Saved entries:
[Start]

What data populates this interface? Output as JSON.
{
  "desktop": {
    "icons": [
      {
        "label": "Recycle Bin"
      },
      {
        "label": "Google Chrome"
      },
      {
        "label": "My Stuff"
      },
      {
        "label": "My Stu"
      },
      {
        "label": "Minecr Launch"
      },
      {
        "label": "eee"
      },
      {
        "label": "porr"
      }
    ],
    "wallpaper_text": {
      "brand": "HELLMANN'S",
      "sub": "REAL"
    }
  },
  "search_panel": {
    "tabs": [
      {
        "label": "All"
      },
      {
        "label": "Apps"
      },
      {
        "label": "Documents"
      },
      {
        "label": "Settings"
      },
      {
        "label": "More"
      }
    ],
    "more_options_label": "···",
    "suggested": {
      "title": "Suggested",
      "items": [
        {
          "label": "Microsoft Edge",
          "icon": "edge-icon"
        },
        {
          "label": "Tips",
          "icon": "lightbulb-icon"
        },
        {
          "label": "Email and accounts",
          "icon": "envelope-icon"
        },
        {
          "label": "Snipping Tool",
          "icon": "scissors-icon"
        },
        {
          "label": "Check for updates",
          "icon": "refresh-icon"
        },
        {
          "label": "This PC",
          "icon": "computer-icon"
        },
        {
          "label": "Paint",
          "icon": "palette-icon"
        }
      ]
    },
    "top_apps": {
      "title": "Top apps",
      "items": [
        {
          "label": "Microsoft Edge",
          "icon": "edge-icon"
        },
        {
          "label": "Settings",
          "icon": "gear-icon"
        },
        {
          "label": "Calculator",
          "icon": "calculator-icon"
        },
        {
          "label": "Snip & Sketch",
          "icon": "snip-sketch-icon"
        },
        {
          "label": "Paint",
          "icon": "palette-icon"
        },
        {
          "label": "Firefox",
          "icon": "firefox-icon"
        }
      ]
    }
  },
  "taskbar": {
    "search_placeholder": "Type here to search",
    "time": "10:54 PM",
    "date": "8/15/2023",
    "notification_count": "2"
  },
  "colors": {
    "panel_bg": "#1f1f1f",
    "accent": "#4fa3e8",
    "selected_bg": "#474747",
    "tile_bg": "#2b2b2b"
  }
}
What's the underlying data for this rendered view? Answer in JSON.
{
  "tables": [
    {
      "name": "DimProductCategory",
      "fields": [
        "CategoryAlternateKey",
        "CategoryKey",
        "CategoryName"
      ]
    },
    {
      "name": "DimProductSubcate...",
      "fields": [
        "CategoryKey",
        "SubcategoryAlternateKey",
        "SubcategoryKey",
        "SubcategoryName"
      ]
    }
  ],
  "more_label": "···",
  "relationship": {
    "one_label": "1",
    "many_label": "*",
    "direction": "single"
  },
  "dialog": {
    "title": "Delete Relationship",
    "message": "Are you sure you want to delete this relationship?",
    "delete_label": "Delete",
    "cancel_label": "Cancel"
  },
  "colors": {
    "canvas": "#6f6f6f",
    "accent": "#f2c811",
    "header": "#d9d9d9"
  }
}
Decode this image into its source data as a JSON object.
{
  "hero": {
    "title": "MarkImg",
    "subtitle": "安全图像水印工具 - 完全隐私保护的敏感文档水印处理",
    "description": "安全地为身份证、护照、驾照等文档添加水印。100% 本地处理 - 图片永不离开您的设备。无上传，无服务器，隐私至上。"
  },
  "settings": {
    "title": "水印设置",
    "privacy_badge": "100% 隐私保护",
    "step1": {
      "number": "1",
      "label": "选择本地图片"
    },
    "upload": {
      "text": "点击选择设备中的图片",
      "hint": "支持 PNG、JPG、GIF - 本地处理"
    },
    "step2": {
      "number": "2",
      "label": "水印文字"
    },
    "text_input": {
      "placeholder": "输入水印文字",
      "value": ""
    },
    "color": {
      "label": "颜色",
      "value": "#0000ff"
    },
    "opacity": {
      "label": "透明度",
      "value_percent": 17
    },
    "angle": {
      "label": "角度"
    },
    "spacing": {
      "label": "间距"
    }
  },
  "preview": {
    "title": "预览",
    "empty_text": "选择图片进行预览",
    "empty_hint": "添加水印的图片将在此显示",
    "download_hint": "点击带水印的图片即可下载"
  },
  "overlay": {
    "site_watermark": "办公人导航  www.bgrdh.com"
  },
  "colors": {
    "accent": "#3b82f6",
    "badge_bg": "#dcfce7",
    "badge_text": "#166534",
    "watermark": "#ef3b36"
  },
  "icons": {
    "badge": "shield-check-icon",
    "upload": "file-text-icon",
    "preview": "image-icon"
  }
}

[End]
[Start]

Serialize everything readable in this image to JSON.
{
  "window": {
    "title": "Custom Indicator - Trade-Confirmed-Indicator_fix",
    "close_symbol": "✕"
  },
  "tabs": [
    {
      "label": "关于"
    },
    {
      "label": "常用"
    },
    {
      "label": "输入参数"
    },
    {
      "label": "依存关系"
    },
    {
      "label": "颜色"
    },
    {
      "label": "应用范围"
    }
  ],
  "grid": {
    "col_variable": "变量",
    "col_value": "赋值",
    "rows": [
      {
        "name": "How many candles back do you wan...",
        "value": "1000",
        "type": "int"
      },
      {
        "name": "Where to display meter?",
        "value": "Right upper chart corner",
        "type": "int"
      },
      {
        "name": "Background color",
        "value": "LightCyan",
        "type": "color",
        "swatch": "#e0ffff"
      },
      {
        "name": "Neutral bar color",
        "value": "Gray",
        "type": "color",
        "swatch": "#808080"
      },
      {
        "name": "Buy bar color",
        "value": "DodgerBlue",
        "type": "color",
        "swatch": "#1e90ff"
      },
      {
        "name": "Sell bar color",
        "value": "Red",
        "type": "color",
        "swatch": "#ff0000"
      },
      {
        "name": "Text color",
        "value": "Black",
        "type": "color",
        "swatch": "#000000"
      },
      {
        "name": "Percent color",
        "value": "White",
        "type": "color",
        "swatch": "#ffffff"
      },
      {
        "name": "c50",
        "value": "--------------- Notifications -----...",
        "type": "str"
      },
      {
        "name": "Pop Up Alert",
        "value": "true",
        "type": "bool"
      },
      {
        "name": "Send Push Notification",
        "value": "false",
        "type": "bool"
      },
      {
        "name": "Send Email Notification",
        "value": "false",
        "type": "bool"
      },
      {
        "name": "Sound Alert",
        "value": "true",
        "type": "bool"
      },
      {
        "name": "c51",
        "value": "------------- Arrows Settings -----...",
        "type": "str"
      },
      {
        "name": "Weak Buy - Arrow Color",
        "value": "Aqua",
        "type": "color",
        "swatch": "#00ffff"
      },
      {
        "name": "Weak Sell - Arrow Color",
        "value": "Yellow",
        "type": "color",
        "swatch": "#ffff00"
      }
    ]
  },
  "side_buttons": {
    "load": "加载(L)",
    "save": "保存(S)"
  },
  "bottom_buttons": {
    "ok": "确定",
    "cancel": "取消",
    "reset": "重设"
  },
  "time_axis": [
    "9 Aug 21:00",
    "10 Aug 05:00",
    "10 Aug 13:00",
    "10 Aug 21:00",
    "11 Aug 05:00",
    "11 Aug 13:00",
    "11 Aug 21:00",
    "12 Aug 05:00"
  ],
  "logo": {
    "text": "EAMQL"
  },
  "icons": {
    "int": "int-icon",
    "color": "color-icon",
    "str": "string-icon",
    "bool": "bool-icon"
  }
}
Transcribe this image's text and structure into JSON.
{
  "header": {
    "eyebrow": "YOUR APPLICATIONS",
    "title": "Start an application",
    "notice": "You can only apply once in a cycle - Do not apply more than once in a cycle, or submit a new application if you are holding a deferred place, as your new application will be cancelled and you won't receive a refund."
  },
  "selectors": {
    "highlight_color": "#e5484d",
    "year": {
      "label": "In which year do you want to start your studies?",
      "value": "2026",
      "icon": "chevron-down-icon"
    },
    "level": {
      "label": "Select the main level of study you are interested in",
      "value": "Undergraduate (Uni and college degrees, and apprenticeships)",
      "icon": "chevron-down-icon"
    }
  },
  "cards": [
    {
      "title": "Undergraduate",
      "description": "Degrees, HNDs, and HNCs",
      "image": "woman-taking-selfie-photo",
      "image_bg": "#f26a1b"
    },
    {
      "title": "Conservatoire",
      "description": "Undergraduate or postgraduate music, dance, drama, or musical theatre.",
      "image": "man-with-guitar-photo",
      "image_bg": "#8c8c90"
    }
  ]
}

[End]
[Start]

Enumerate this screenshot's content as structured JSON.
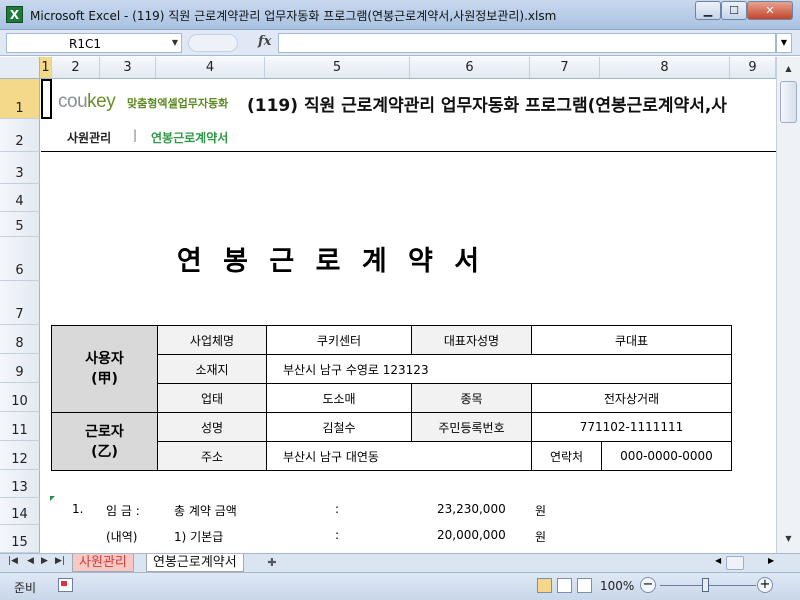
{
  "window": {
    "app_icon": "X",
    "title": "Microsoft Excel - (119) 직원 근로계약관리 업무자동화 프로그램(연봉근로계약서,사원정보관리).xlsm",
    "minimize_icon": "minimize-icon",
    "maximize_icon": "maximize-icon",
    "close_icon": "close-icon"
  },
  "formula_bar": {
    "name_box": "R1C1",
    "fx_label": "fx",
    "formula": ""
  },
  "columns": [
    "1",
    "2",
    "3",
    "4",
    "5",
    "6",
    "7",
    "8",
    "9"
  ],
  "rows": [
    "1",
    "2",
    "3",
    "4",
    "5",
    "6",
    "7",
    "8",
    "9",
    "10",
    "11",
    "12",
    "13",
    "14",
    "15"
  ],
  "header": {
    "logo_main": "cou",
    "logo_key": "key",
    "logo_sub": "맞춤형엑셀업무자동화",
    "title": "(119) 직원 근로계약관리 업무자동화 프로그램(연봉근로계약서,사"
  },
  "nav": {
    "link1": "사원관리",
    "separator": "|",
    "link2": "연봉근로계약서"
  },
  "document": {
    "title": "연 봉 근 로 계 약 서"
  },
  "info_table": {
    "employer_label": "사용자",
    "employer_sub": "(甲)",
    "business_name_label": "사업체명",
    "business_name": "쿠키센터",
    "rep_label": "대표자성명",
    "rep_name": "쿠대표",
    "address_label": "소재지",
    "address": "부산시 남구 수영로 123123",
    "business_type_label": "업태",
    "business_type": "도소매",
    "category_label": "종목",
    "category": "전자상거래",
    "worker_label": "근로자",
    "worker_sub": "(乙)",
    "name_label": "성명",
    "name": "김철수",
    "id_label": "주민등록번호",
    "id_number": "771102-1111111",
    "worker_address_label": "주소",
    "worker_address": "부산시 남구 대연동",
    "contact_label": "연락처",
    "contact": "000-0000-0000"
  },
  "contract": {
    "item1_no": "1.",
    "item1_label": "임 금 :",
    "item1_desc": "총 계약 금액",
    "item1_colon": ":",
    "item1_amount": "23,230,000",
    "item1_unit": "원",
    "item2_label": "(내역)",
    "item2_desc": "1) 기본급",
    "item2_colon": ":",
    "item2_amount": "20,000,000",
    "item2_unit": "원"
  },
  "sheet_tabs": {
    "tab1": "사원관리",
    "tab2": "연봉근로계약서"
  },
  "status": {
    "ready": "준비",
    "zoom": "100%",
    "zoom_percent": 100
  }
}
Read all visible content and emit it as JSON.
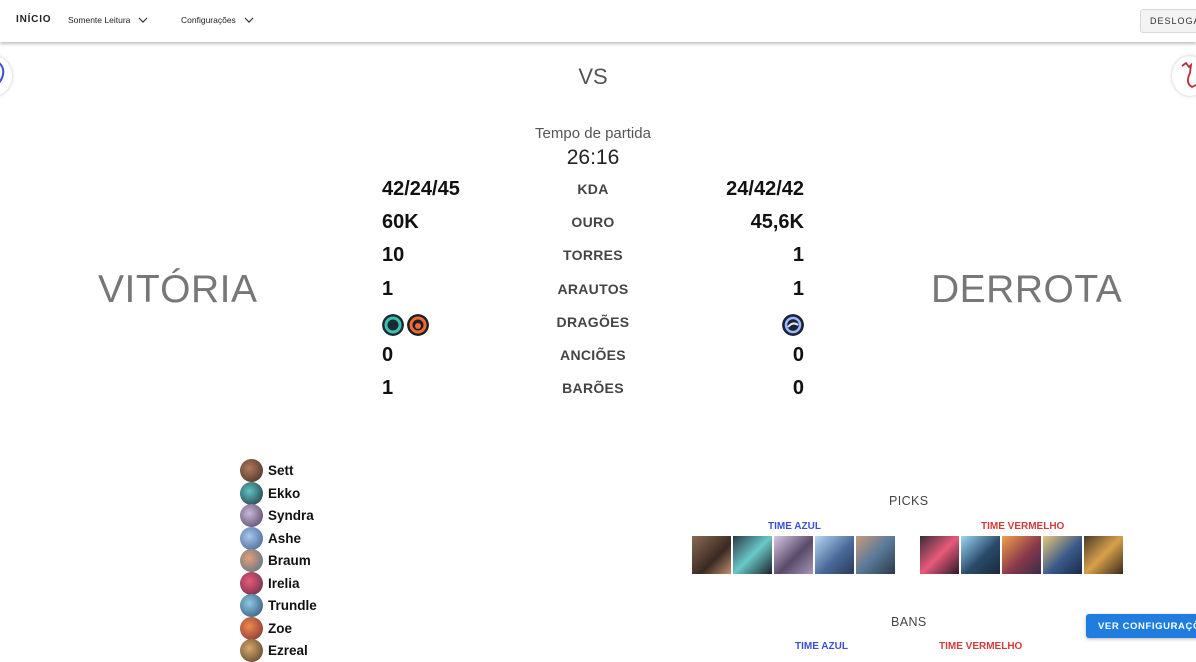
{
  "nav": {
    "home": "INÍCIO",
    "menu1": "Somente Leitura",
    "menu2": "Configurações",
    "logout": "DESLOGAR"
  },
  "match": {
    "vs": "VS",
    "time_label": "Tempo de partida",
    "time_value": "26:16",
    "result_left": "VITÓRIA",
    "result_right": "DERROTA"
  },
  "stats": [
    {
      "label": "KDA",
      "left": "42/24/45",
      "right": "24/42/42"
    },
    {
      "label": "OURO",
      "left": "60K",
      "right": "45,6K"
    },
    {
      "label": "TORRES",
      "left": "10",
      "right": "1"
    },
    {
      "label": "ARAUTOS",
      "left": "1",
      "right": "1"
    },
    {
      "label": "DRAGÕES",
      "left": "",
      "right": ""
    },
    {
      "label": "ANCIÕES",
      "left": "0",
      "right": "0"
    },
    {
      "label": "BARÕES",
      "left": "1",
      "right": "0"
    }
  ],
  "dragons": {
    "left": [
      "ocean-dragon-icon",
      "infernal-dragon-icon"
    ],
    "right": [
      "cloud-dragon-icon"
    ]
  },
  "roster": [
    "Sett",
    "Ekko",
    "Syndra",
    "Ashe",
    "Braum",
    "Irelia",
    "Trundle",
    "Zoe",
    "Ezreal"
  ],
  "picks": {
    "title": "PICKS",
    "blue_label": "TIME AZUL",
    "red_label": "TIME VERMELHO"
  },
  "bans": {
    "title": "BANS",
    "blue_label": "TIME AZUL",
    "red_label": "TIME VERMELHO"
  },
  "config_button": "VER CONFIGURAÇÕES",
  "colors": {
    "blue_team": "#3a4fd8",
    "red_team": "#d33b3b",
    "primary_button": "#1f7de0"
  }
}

[End]

INSTRUCTIONS TO FOLLOW:
Search the lines for the string "accent" and copy every line that has it.

THE RESPONSE:
    "accent": "#4fa3e8",
    "accent": "#f2c811",
    "accent": "#3b82f6",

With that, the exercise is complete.